*What you have to do*
Work out the number of lines containing "this". Answer with nothing but that number.

*Records to use*
-- START --

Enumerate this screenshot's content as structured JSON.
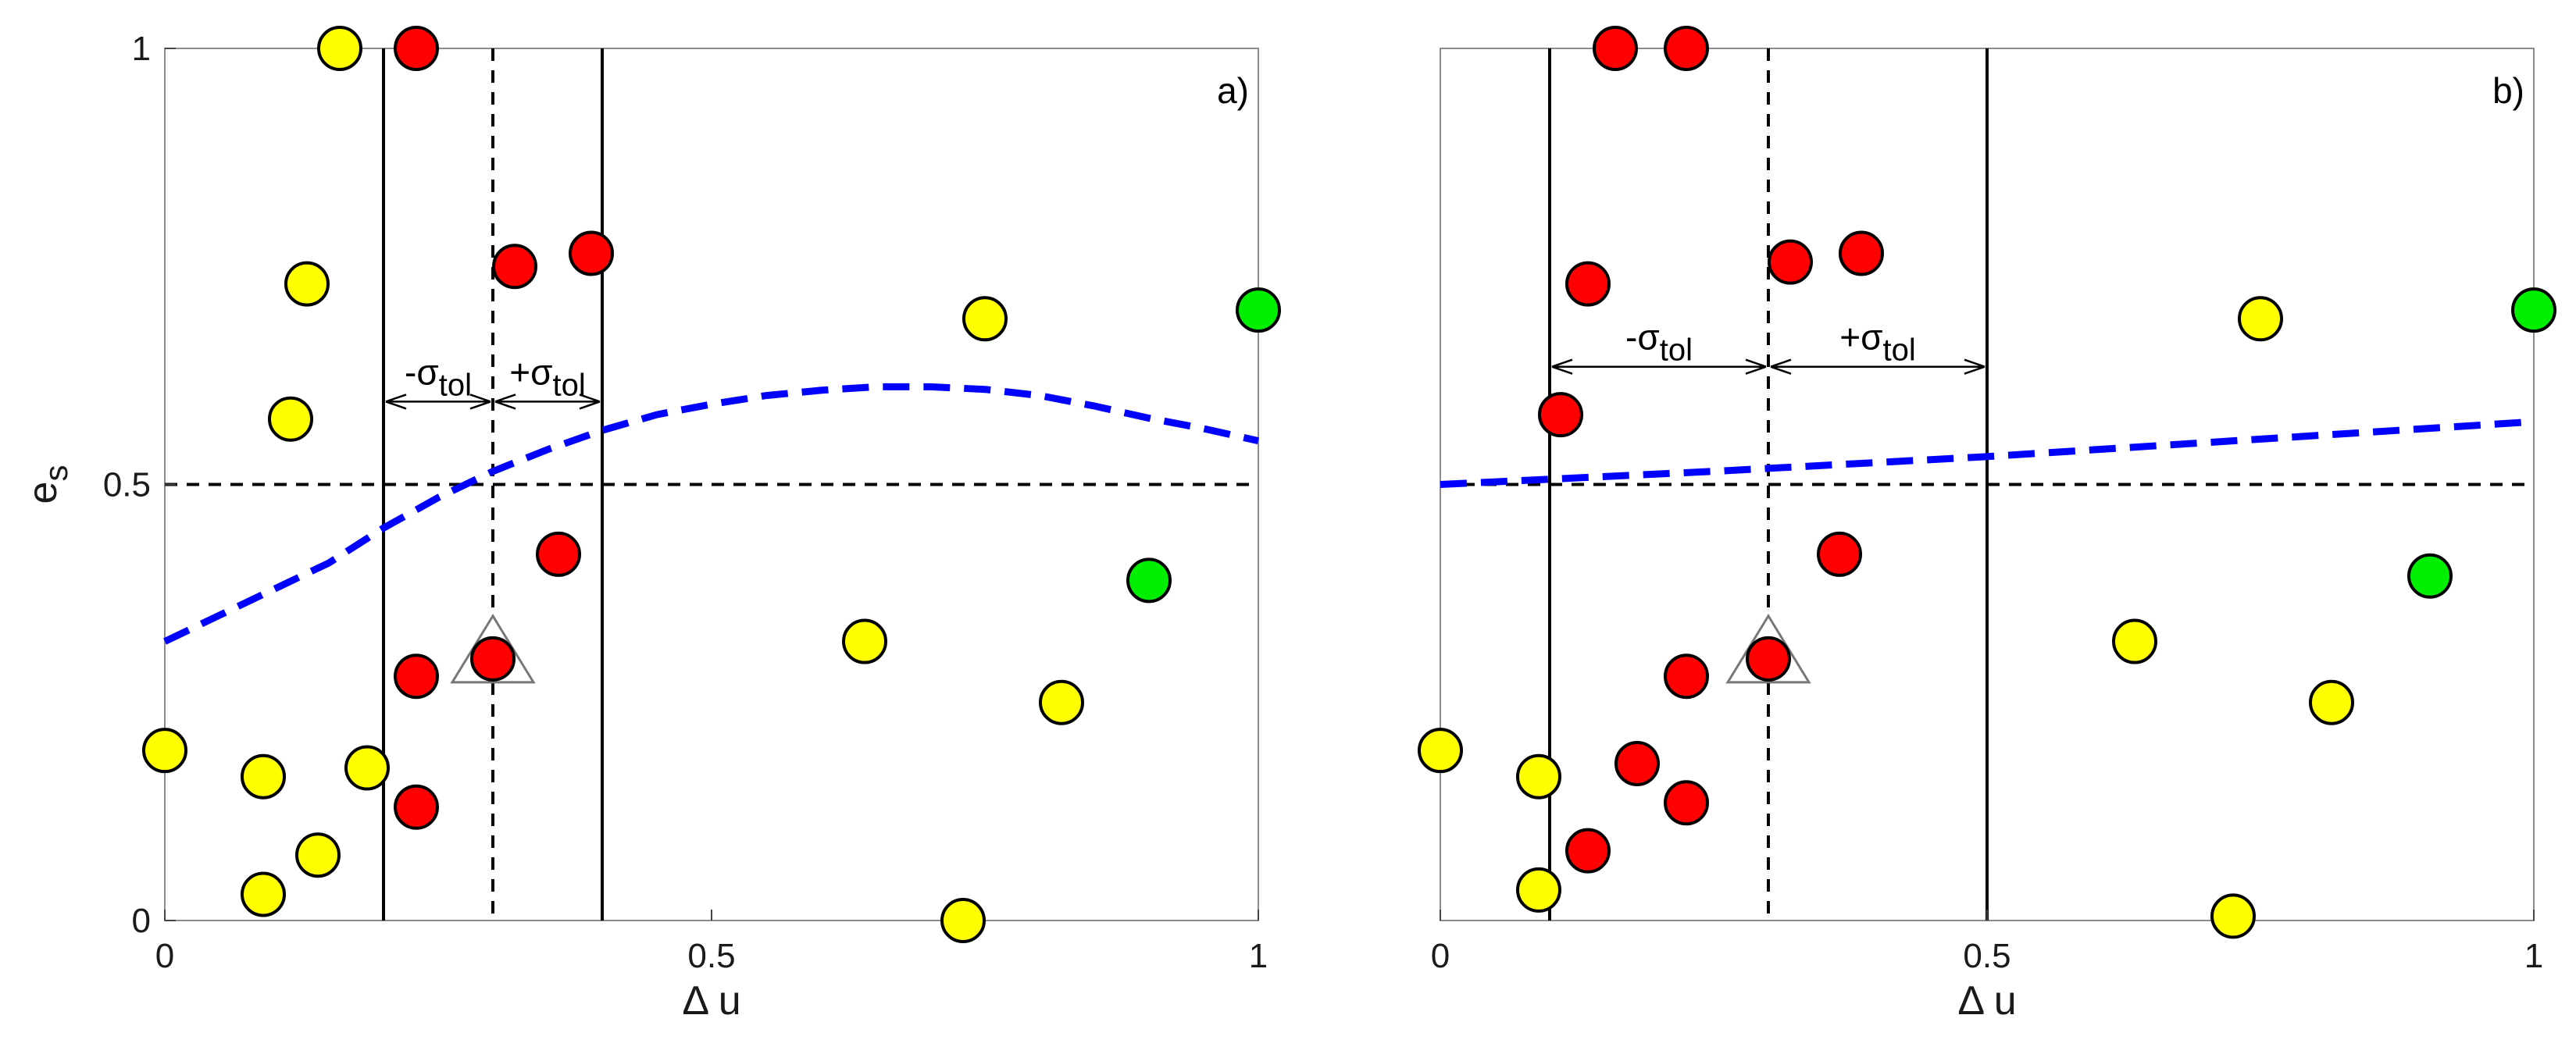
{
  "chart_data": [
    {
      "type": "scatter",
      "panel_label": "a)",
      "xlabel": "Δ u",
      "ylabel": "e",
      "ylabel_sub": "s",
      "xlim": [
        0,
        1
      ],
      "ylim": [
        0,
        1
      ],
      "xticks": [
        0,
        0.5,
        1
      ],
      "xtick_labels": [
        "0",
        "0.5",
        "1"
      ],
      "yticks": [
        0,
        0.5,
        1
      ],
      "ytick_labels": [
        "0",
        "0.5",
        "1"
      ],
      "grid": false,
      "threshold_line_y": 0.5,
      "center_x": 0.3,
      "tolerance_lines_x": [
        0.2,
        0.4
      ],
      "annotation_minus": "-σ",
      "annotation_plus": "+σ",
      "annotation_sub": "tol",
      "annotation_y": 0.595,
      "query_point": {
        "x": 0.3,
        "y": 0.3
      },
      "colors": {
        "yellow": "#ffff00",
        "red": "#ff0000",
        "green": "#00ee00",
        "curve": "#0000ff"
      },
      "curve": {
        "x": [
          0,
          0.05,
          0.1,
          0.15,
          0.2,
          0.25,
          0.3,
          0.35,
          0.4,
          0.45,
          0.5,
          0.55,
          0.6,
          0.65,
          0.7,
          0.75,
          0.8,
          0.85,
          0.9,
          0.95,
          1.0
        ],
        "y": [
          0.32,
          0.35,
          0.38,
          0.41,
          0.45,
          0.485,
          0.515,
          0.54,
          0.562,
          0.58,
          0.592,
          0.602,
          0.608,
          0.612,
          0.612,
          0.609,
          0.602,
          0.59,
          0.576,
          0.564,
          0.55
        ]
      },
      "points": [
        {
          "x": 0.16,
          "y": 1.0,
          "c": "yellow"
        },
        {
          "x": 0.23,
          "y": 1.0,
          "c": "red"
        },
        {
          "x": 0.13,
          "y": 0.73,
          "c": "yellow"
        },
        {
          "x": 0.32,
          "y": 0.75,
          "c": "red"
        },
        {
          "x": 0.39,
          "y": 0.765,
          "c": "red"
        },
        {
          "x": 0.75,
          "y": 0.69,
          "c": "yellow"
        },
        {
          "x": 1.0,
          "y": 0.7,
          "c": "green"
        },
        {
          "x": 0.115,
          "y": 0.575,
          "c": "yellow"
        },
        {
          "x": 0.36,
          "y": 0.42,
          "c": "red"
        },
        {
          "x": 0.9,
          "y": 0.39,
          "c": "green"
        },
        {
          "x": 0.64,
          "y": 0.32,
          "c": "yellow"
        },
        {
          "x": 0.23,
          "y": 0.28,
          "c": "red"
        },
        {
          "x": 0.3,
          "y": 0.3,
          "c": "red"
        },
        {
          "x": 0.82,
          "y": 0.25,
          "c": "yellow"
        },
        {
          "x": 0.0,
          "y": 0.195,
          "c": "yellow"
        },
        {
          "x": 0.09,
          "y": 0.165,
          "c": "yellow"
        },
        {
          "x": 0.185,
          "y": 0.175,
          "c": "yellow"
        },
        {
          "x": 0.23,
          "y": 0.13,
          "c": "red"
        },
        {
          "x": 0.14,
          "y": 0.075,
          "c": "yellow"
        },
        {
          "x": 0.09,
          "y": 0.03,
          "c": "yellow"
        },
        {
          "x": 0.73,
          "y": 0.0,
          "c": "yellow"
        }
      ]
    },
    {
      "type": "scatter",
      "panel_label": "b)",
      "xlabel": "Δ u",
      "ylabel": "",
      "ylabel_sub": "",
      "xlim": [
        0,
        1
      ],
      "ylim": [
        0,
        1
      ],
      "xticks": [
        0,
        0.5,
        1
      ],
      "xtick_labels": [
        "0",
        "0.5",
        "1"
      ],
      "yticks": [],
      "ytick_labels": [],
      "grid": false,
      "threshold_line_y": 0.5,
      "center_x": 0.3,
      "tolerance_lines_x": [
        0.1,
        0.5
      ],
      "annotation_minus": "-σ",
      "annotation_plus": "+σ",
      "annotation_sub": "tol",
      "annotation_y": 0.635,
      "query_point": {
        "x": 0.3,
        "y": 0.3
      },
      "colors": {
        "yellow": "#ffff00",
        "red": "#ff0000",
        "green": "#00ee00",
        "curve": "#0000ff"
      },
      "curve": {
        "x": [
          0,
          0.25,
          0.5,
          0.75,
          1.0
        ],
        "y": [
          0.5,
          0.515,
          0.532,
          0.552,
          0.572
        ]
      },
      "points": [
        {
          "x": 0.16,
          "y": 1.0,
          "c": "red"
        },
        {
          "x": 0.225,
          "y": 1.0,
          "c": "red"
        },
        {
          "x": 0.135,
          "y": 0.73,
          "c": "red"
        },
        {
          "x": 0.32,
          "y": 0.755,
          "c": "red"
        },
        {
          "x": 0.385,
          "y": 0.765,
          "c": "red"
        },
        {
          "x": 0.75,
          "y": 0.69,
          "c": "yellow"
        },
        {
          "x": 1.0,
          "y": 0.7,
          "c": "green"
        },
        {
          "x": 0.11,
          "y": 0.58,
          "c": "red"
        },
        {
          "x": 0.365,
          "y": 0.42,
          "c": "red"
        },
        {
          "x": 0.905,
          "y": 0.395,
          "c": "green"
        },
        {
          "x": 0.635,
          "y": 0.32,
          "c": "yellow"
        },
        {
          "x": 0.225,
          "y": 0.28,
          "c": "red"
        },
        {
          "x": 0.3,
          "y": 0.3,
          "c": "red"
        },
        {
          "x": 0.815,
          "y": 0.25,
          "c": "yellow"
        },
        {
          "x": 0.0,
          "y": 0.195,
          "c": "yellow"
        },
        {
          "x": 0.09,
          "y": 0.165,
          "c": "yellow"
        },
        {
          "x": 0.18,
          "y": 0.18,
          "c": "red"
        },
        {
          "x": 0.225,
          "y": 0.135,
          "c": "red"
        },
        {
          "x": 0.135,
          "y": 0.08,
          "c": "red"
        },
        {
          "x": 0.09,
          "y": 0.035,
          "c": "yellow"
        },
        {
          "x": 0.725,
          "y": 0.005,
          "c": "yellow"
        }
      ]
    }
  ]
}
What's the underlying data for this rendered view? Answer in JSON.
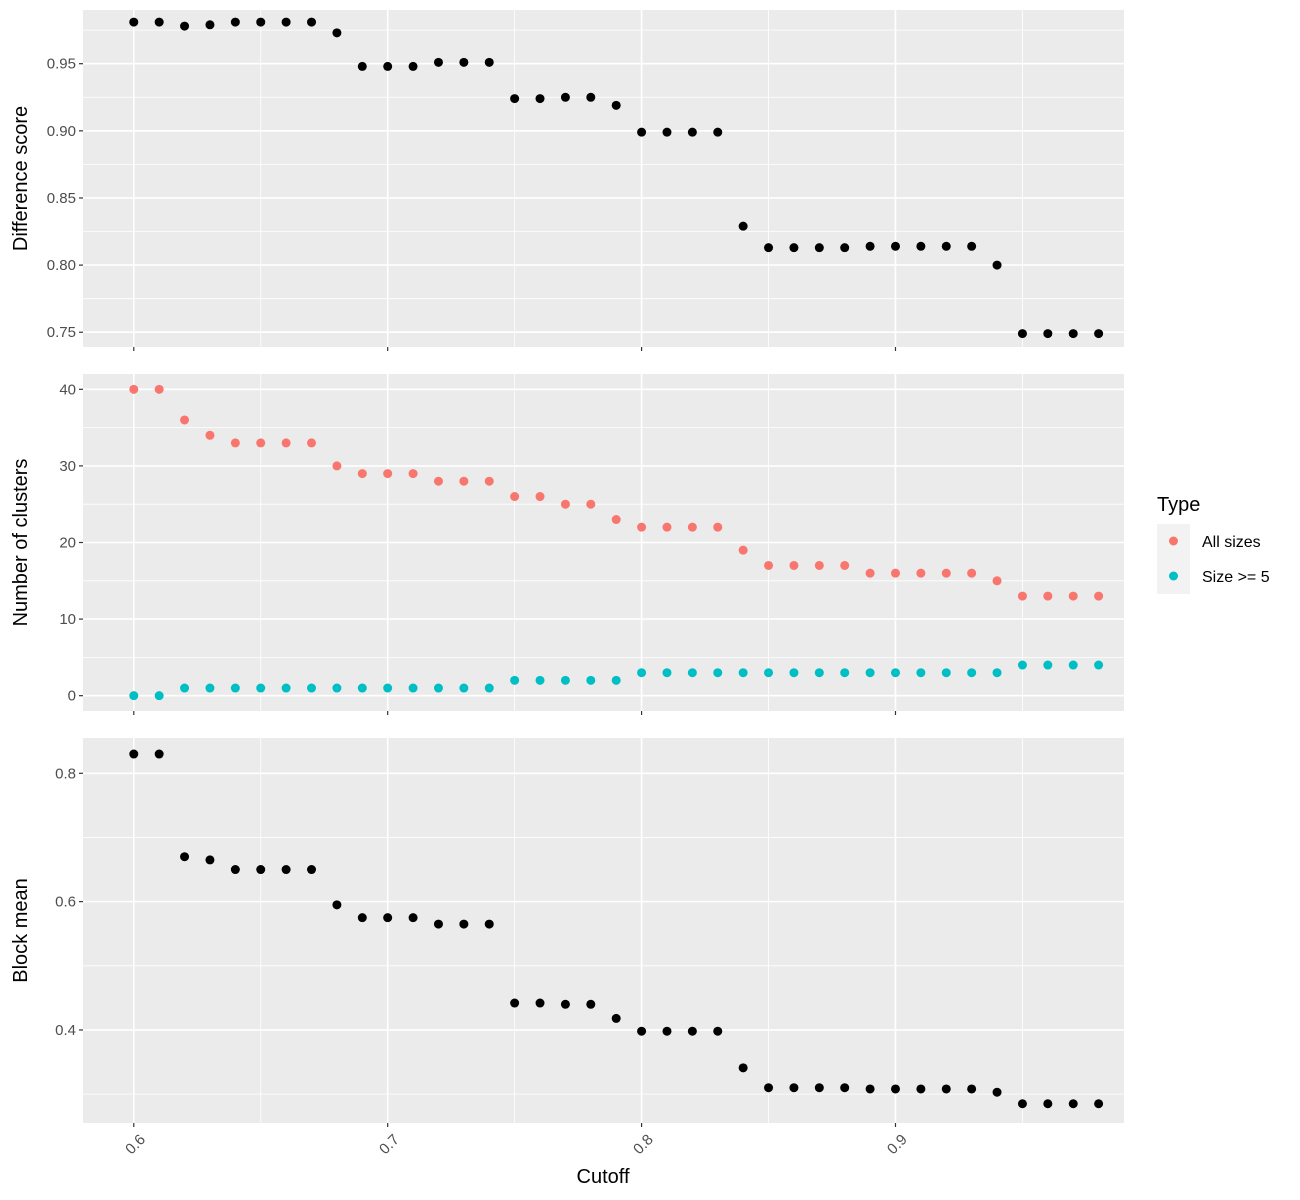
{
  "chart_data": {
    "type": "scatter",
    "facet_layout": "vertical",
    "shared_x": {
      "label": "Cutoff",
      "lim": [
        0.58,
        0.99
      ],
      "ticks": [
        0.6,
        0.7,
        0.8,
        0.9
      ],
      "tick_labels": [
        "0.6",
        "0.7",
        "0.8",
        "0.9"
      ],
      "tick_label_rotation": "45deg"
    },
    "x": [
      0.6,
      0.61,
      0.62,
      0.63,
      0.64,
      0.65,
      0.66,
      0.67,
      0.68,
      0.69,
      0.7,
      0.71,
      0.72,
      0.73,
      0.74,
      0.75,
      0.76,
      0.77,
      0.78,
      0.79,
      0.8,
      0.81,
      0.82,
      0.83,
      0.84,
      0.85,
      0.86,
      0.87,
      0.88,
      0.89,
      0.9,
      0.91,
      0.92,
      0.93,
      0.94,
      0.95,
      0.96,
      0.97,
      0.98
    ],
    "panels": [
      {
        "ylabel": "Difference score",
        "ylim": [
          0.739,
          0.99
        ],
        "yticks": [
          0.75,
          0.8,
          0.85,
          0.9,
          0.95
        ],
        "ytick_labels": [
          "0.75",
          "0.80",
          "0.85",
          "0.90",
          "0.95"
        ],
        "series": [
          {
            "color": "#000000",
            "values": [
              0.981,
              0.981,
              0.978,
              0.979,
              0.981,
              0.981,
              0.981,
              0.981,
              0.973,
              0.948,
              0.948,
              0.948,
              0.951,
              0.951,
              0.951,
              0.924,
              0.924,
              0.925,
              0.925,
              0.919,
              0.899,
              0.899,
              0.899,
              0.899,
              0.829,
              0.813,
              0.813,
              0.813,
              0.813,
              0.814,
              0.814,
              0.814,
              0.814,
              0.814,
              0.8,
              0.749,
              0.749,
              0.749,
              0.749
            ]
          }
        ]
      },
      {
        "ylabel": "Number of clusters",
        "ylim": [
          -2,
          42
        ],
        "yticks": [
          0,
          10,
          20,
          30,
          40
        ],
        "ytick_labels": [
          "0",
          "10",
          "20",
          "30",
          "40"
        ],
        "series": [
          {
            "name": "All sizes",
            "color": "#F8766D",
            "values": [
              40,
              40,
              36,
              34,
              33,
              33,
              33,
              33,
              30,
              29,
              29,
              29,
              28,
              28,
              28,
              26,
              26,
              25,
              25,
              23,
              22,
              22,
              22,
              22,
              19,
              17,
              17,
              17,
              17,
              16,
              16,
              16,
              16,
              16,
              15,
              13,
              13,
              13,
              13
            ]
          },
          {
            "name": "Size >= 5",
            "color": "#00BFC4",
            "values": [
              0,
              0,
              1,
              1,
              1,
              1,
              1,
              1,
              1,
              1,
              1,
              1,
              1,
              1,
              1,
              2,
              2,
              2,
              2,
              2,
              3,
              3,
              3,
              3,
              3,
              3,
              3,
              3,
              3,
              3,
              3,
              3,
              3,
              3,
              3,
              4,
              4,
              4,
              4
            ]
          }
        ]
      },
      {
        "ylabel": "Block mean",
        "ylim": [
          0.255,
          0.855
        ],
        "yticks": [
          0.4,
          0.6,
          0.8
        ],
        "ytick_labels": [
          "0.4",
          "0.6",
          "0.8"
        ],
        "series": [
          {
            "color": "#000000",
            "values": [
              0.83,
              0.83,
              0.67,
              0.665,
              0.65,
              0.65,
              0.65,
              0.65,
              0.595,
              0.575,
              0.575,
              0.575,
              0.565,
              0.565,
              0.565,
              0.442,
              0.442,
              0.44,
              0.44,
              0.418,
              0.398,
              0.398,
              0.398,
              0.398,
              0.341,
              0.31,
              0.31,
              0.31,
              0.31,
              0.308,
              0.308,
              0.308,
              0.308,
              0.308,
              0.303,
              0.285,
              0.285,
              0.285,
              0.285
            ]
          }
        ]
      }
    ],
    "legend": {
      "title": "Type",
      "placement": "right",
      "entries": [
        {
          "label": "All sizes",
          "color": "#F8766D"
        },
        {
          "label": "Size >= 5",
          "color": "#00BFC4"
        }
      ]
    },
    "grid": true,
    "panel_background": "#EBEBEB",
    "gridline_color": "#FFFFFF"
  }
}
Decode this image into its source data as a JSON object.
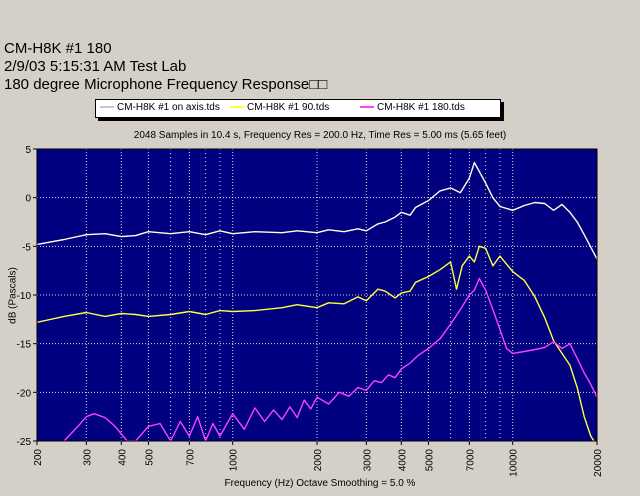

-- END --

*Solution*
3